To do:
Return every line of the data below that includes the string "oikũmby".

Input material:

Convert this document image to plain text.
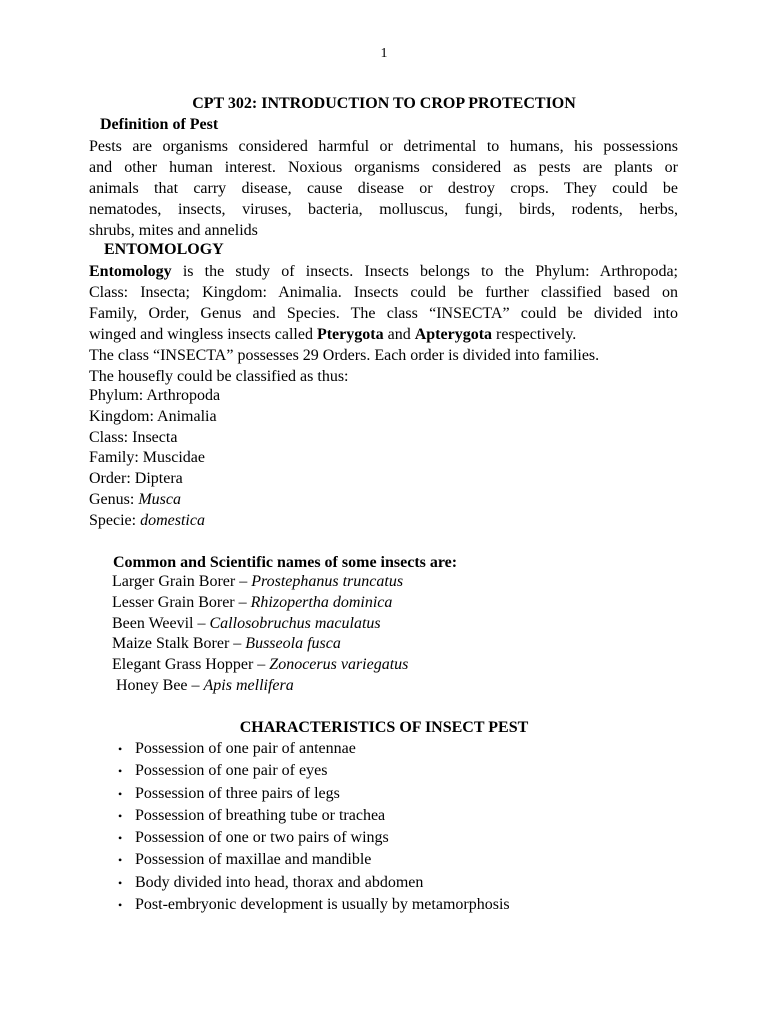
1
CPT 302: INTRODUCTION TO CROP PROTECTION
Definition of Pest
Pests are organisms considered harmful or detrimental to humans, his possessions
and other human interest. Noxious organisms considered as pests are plants or
animals that carry disease, cause disease or destroy crops. They could be
nematodes, insects, viruses, bacteria, molluscus, fungi, birds, rodents, herbs,
shrubs, mites and annelids
ENTOMOLOGY
Entomology is the study of insects. Insects belongs to the Phylum: Arthropoda;
Class: Insecta; Kingdom: Animalia. Insects could be further classified based on
Family, Order, Genus and Species. The class “INSECTA” could be divided into
winged and wingless insects called Pterygota and Apterygota respectively.
The class “INSECTA” possesses 29 Orders. Each order is divided into families.
The housefly could be classified as thus:
Phylum: Arthropoda
Kingdom: Animalia
Class: Insecta
Family: Muscidae
Order: Diptera
Genus: Musca
Specie: domestica
Common and Scientific names of some insects are:
Larger Grain Borer – Prostephanus truncatus
Lesser Grain Borer – Rhizopertha dominica
Been Weevil – Callosobruchus maculatus
Maize Stalk Borer – Busseola fusca
Elegant Grass Hopper – Zonocerus variegatus
Honey Bee – Apis mellifera
CHARACTERISTICS OF INSECT PEST
• Possession of one pair of antennae
• Possession of one pair of eyes
• Possession of three pairs of legs
• Possession of breathing tube or trachea
• Possession of one or two pairs of wings
• Possession of maxillae and mandible
• Body divided into head, thorax and abdomen
• Post-embryonic development is usually by metamorphosis
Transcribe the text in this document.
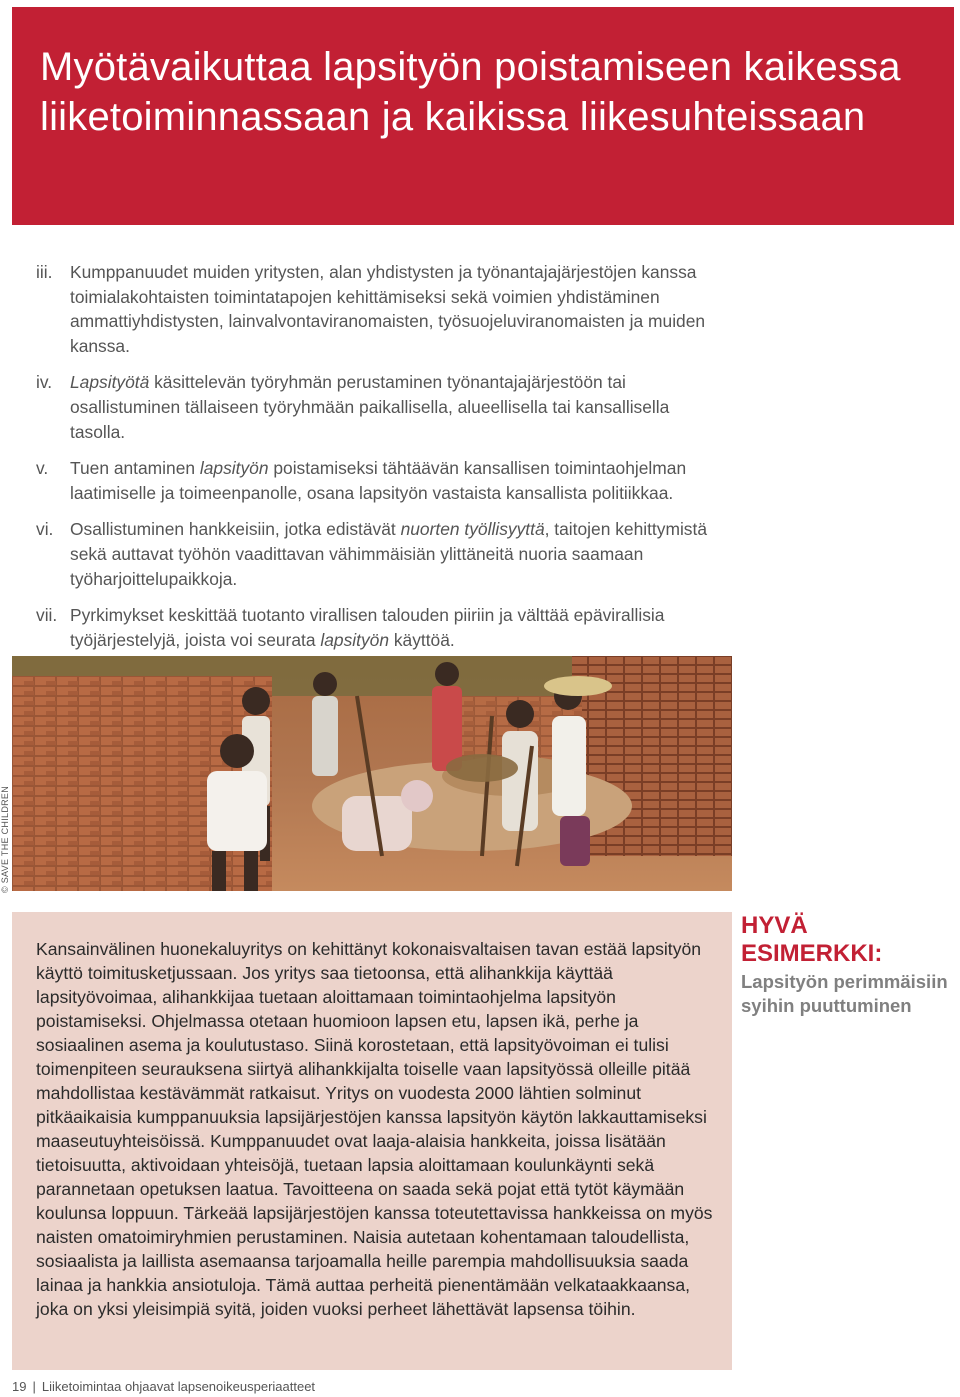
Myötävaikuttaa lapsityön poistamiseen kaikessa liiketoiminnassaan ja kaikissa liikesuhteissaan
iii. Kumppanuudet muiden yritysten, alan yhdistysten ja työnantajajärjestöjen kanssa toimialakohtaisten toimintatapojen kehittämiseksi sekä voimien yhdistäminen ammattiyhdistysten, lainvalvontaviranomaisten, työsuojeluviranomaisten ja muiden kanssa.
iv. Lapsityötä käsittelevän työryhmän perustaminen työnantajajärjestöön tai osallistuminen tällaiseen työryhmään paikallisella, alueellisella tai kansallisella tasolla.
v. Tuen antaminen lapsityön poistamiseksi tähtäävän kansallisen toimintaohjelman laatimiselle ja toimeenpanolle, osana lapsityön vastaista kansallista politiikkaa.
vi. Osallistuminen hankkeisiin, jotka edistävät nuorten työllisyyttä, taitojen kehittymistä sekä auttavat työhön vaadittavan vähimmäisiän ylittäneitä nuoria saamaan työharjoittelupaikkoja.
vii. Pyrkimykset keskittää tuotanto virallisen talouden piiriin ja välttää epävirallisia työjärjestelyjä, joista voi seurata lapsityön käyttöä.
© SAVE THE CHILDREN

Kansainvälinen huonekaluyritys on kehittänyt kokonaisvaltaisen tavan estää lapsityön käyttö toimitusketjussaan. Jos yritys saa tietoonsa, että alihankkija käyttää lapsityövoimaa, alihankkijaa tuetaan aloittamaan toimintaohjelma lapsityön poistamiseksi. Ohjelmassa otetaan huomioon lapsen etu, lapsen ikä, perhe ja sosiaalinen asema ja koulutustaso. Siinä korostetaan, että lapsityövoiman ei tulisi toimenpiteen seurauksena siirtyä alihankkijalta toiselle vaan lapsityössä olleille pitää mahdollistaa kestävämmät ratkaisut. Yritys on vuodesta 2000 lähtien solminut pitkäaikaisia kumppanuuksia lapsijärjestöjen kanssa lapsityön käytön lakkauttamiseksi maaseutuyhteisöissä. Kumppanuudet ovat laaja-alaisia hankkeita, joissa lisätään tietoisuutta, aktivoidaan yhteisöjä, tuetaan lapsia aloittamaan koulunkäynti sekä parannetaan opetuksen laatua. Tavoitteena on saada sekä pojat että tytöt käymään koulunsa loppuun. Tärkeää lapsijärjestöjen kanssa toteutettavissa hankkeissa on myös naisten omatoimiryhmien perustaminen. Naisia autetaan kohentamaan taloudellista, sosiaalista ja laillista asemaansa tarjoamalla heille parempia mahdollisuuksia saada lainaa ja hankkia ansiotuloja. Tämä auttaa perheitä pienentämään velkataakkaansa, joka on yksi yleisimpiä syitä, joiden vuoksi perheet lähettävät lapsensa töihin.

HYVÄ
ESIMERKKI:
Lapsityön perimmäisiin syihin puuttuminen
19 | Liiketoimintaa ohjaavat lapsenoikeusperiaatteet
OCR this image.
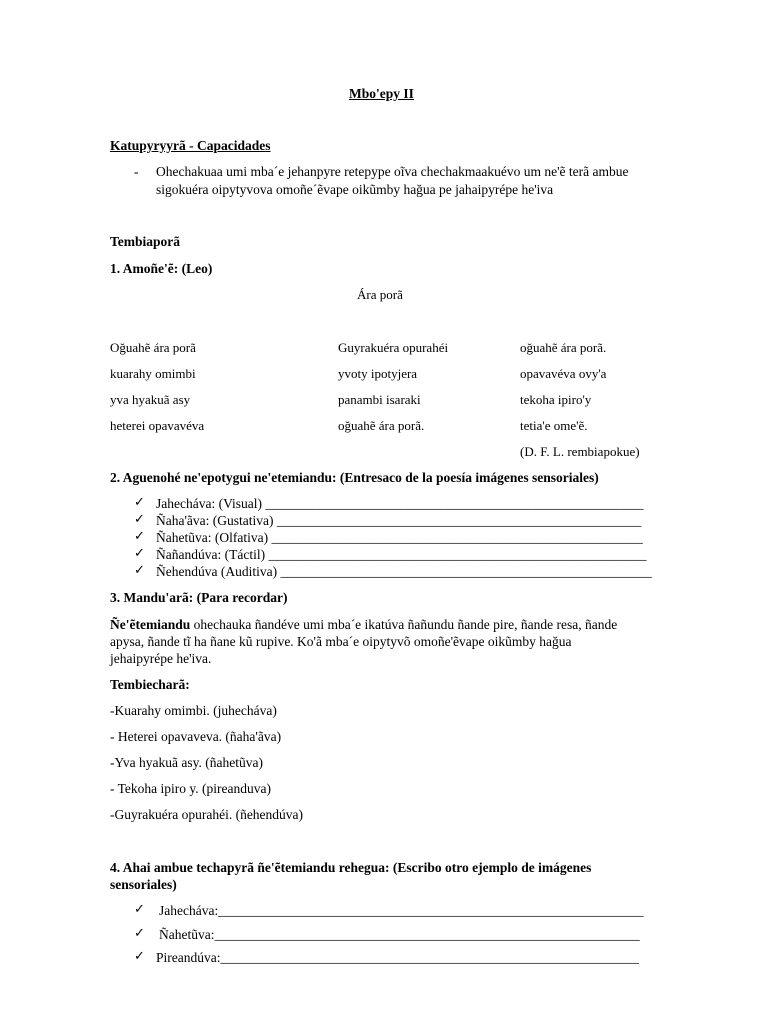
Mbo'epy II
Katupyryyrã - Capacidades
- Ohechakuaa umi mba´e jehanpyre retepype oĩva chechakmaakuévo um ne'ẽ terã ambue
sigokuéra oipytyvova omoñe´ẽvape oikũmby hağua pe jahaipyrépe he'iva
Tembiaporã
1. Amoñe'ẽ: (Leo)
Ára porã
Oğuahẽ ára porã
kuarahy omimbi
yva hyakuã asy
heterei opavavéva
Guyrakuéra opurahéi
yvoty ipotyjera
panambi isaraki
oğuahẽ ára porã.
oğuahẽ ára porã.
opavavéva ovy'a
tekoha ipiro'y
tetia'e ome'ẽ.
(D. F. L. rembiapokue)
2. Aguenohé ne'epotygui ne'etemiandu: (Entresaco de la poesía imágenes sensoriales)
✓ Jahecháva: (Visual) ________________________________________________________
✓ Ñaha'ãva: (Gustativa) ______________________________________________________
✓ Ñahetũva: (Olfativa) _______________________________________________________
✓ Ñañandúva: (Táctil) ________________________________________________________
✓ Ñehendúva (Auditiva) _______________________________________________________
3. Mandu'arã: (Para recordar)
Ñe'ẽtemiandu ohechauka ñandéve umi mba´e ikatúva ñañundu ñande pire, ñande resa, ñande
apysa, ñande tĩ ha ñane kũ rupive. Ko'ã mba´e oipytyvõ omoñe'ẽvape oikũmby hağua
jehaipyrépe he'iva.
Tembiecharã:
-Kuarahy omimbi. (juhecháva)
- Heterei opavaveva. (ñaha'ãva)
-Yva hyakuã asy. (ñahetũva)
- Tekoha ipiro y. (pireanduva)
-Guyrakuéra opurahéi. (ñehendúva)
4. Ahai ambue techapyrã ñe'ẽtemiandu rehegua: (Escribo otro ejemplo de imágenes
sensoriales)
✓ Jahecháva:_______________________________________________________________
✓ Ñahetũva:_______________________________________________________________
✓ Pireandúva:______________________________________________________________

Response area:
sigokuéra oipytyvova omoñe´ẽvape oikũmby hağua pe jahaipyrépe he'iva
apysa, ñande tĩ ha ñane kũ rupive. Ko'ã mba´e oipytyvõ omoñe'ẽvape oikũmby hağua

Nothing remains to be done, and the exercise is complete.